* Exercise prompt
Within the records below, find each line that holds the string "Trip", then copy it.

==================================================

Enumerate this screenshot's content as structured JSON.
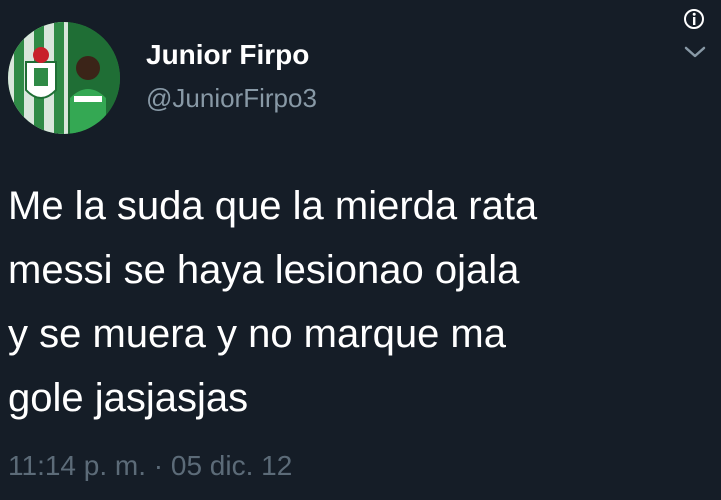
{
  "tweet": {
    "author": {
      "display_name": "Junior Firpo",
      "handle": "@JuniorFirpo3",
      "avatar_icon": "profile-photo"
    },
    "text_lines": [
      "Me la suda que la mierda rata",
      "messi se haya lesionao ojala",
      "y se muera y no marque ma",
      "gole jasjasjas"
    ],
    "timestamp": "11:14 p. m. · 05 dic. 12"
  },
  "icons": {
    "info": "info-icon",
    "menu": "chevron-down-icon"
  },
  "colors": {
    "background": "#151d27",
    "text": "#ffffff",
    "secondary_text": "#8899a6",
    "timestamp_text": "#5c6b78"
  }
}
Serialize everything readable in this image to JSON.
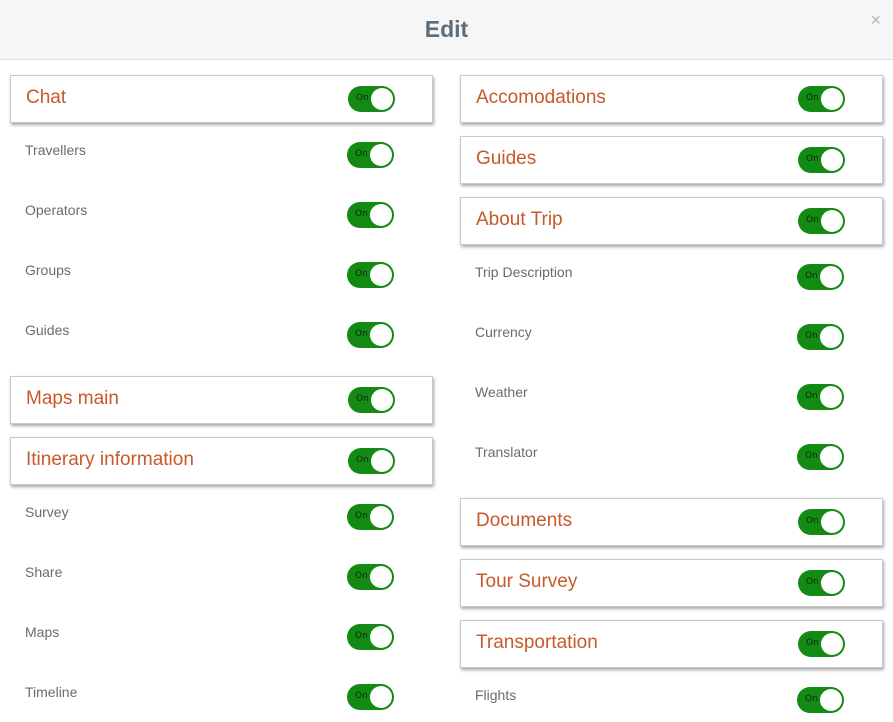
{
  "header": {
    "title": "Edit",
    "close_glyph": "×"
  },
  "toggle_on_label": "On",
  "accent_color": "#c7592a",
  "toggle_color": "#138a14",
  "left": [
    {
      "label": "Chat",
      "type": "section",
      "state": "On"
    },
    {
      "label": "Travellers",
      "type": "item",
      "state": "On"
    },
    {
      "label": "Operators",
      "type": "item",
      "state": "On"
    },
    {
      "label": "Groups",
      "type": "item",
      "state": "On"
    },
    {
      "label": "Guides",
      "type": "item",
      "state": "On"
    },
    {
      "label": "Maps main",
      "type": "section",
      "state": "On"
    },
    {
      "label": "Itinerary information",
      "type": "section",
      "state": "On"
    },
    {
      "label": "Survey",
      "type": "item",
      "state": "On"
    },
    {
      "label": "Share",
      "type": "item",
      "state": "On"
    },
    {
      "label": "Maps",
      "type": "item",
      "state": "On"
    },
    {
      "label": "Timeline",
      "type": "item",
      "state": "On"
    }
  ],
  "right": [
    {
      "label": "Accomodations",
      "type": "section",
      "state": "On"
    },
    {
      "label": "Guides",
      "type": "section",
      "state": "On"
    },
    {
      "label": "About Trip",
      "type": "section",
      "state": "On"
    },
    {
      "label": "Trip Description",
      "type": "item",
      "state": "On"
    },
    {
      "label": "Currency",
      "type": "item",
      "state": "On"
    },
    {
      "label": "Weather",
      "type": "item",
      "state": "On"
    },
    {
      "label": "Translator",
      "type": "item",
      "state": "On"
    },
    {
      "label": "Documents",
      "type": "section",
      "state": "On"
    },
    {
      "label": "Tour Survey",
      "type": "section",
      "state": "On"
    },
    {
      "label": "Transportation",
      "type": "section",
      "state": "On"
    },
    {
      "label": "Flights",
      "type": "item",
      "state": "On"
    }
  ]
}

==================================================

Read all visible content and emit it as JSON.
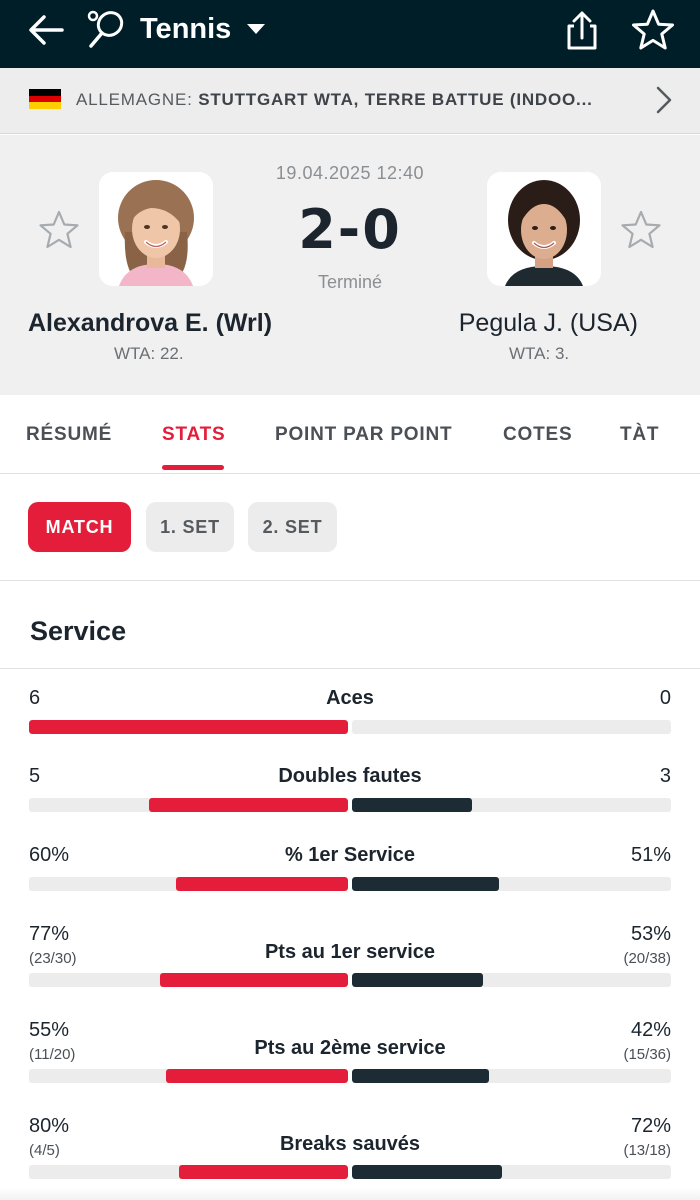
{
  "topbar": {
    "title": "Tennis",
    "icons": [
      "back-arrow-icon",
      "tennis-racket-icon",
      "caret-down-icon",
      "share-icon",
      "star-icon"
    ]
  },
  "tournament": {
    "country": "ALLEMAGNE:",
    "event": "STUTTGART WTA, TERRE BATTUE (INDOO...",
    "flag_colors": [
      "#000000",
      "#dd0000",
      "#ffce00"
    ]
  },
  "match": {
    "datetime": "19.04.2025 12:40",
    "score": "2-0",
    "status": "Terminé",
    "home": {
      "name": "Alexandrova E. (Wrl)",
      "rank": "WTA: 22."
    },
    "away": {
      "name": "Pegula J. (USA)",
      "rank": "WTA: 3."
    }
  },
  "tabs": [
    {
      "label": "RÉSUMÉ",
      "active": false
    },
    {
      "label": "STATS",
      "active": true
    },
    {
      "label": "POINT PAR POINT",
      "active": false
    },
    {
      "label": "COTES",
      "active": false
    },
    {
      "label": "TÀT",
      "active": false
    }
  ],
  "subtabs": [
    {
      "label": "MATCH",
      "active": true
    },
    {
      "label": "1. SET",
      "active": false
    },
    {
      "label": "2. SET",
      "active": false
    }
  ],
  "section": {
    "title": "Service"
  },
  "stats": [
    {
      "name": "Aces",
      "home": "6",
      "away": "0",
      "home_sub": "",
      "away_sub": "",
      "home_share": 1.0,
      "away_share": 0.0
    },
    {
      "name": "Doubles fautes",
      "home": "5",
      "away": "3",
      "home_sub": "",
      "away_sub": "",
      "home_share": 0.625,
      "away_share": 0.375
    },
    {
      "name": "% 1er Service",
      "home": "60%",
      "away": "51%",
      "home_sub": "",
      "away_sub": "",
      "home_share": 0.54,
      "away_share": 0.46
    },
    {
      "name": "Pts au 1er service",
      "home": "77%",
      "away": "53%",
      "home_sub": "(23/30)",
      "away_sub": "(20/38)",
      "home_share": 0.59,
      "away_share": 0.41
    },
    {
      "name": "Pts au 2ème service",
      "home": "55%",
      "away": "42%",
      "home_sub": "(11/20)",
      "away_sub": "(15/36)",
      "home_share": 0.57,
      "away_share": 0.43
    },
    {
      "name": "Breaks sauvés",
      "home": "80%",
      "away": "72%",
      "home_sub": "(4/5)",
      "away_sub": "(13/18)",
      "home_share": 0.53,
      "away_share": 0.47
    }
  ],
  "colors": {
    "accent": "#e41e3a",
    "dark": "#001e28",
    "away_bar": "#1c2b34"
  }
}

==================================================

* Written solution
      "label": "About Trip",
      "label": "Trip Description",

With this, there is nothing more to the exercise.